- Task instructions
Your task is to copy every line of the entries that contains "color".

- Information given
────
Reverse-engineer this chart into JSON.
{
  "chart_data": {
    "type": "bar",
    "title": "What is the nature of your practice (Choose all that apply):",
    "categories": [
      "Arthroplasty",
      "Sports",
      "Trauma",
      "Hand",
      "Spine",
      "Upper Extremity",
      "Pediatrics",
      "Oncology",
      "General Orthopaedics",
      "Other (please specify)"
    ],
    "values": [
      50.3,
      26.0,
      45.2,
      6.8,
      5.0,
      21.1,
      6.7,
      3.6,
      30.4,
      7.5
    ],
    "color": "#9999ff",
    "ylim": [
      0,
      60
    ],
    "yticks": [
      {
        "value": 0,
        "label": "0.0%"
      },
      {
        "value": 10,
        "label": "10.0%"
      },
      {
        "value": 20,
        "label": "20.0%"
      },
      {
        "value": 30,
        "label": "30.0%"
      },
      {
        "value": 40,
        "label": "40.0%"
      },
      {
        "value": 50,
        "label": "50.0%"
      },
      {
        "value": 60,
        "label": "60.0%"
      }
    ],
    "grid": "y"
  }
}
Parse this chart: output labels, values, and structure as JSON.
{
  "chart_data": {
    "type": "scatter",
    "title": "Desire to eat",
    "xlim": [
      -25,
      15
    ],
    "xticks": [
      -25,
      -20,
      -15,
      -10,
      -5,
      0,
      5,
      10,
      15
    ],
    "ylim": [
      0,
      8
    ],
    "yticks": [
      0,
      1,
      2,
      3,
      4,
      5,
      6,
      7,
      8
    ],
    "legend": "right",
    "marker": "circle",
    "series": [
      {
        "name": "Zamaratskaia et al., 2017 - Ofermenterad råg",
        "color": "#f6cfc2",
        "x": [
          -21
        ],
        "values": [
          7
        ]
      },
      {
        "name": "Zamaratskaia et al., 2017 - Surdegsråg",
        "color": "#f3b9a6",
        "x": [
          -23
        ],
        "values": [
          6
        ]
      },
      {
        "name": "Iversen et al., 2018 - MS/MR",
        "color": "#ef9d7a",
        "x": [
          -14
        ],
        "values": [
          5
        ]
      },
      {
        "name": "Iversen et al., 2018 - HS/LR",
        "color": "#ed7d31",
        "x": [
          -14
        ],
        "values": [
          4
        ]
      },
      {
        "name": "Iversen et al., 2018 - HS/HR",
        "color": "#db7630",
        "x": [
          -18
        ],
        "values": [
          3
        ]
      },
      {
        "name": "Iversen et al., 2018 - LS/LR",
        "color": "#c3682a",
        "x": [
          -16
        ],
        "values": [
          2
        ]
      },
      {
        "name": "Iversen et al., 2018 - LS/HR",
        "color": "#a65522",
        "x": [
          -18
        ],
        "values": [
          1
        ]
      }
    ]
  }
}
────
- Solution for this exercise
    "color": "#9999ff",
        "color": "#f6cfc2",
        "color": "#f3b9a6",
        "color": "#ef9d7a",
        "color": "#ed7d31",
        "color": "#db7630",
        "color": "#c3682a",
        "color": "#a65522",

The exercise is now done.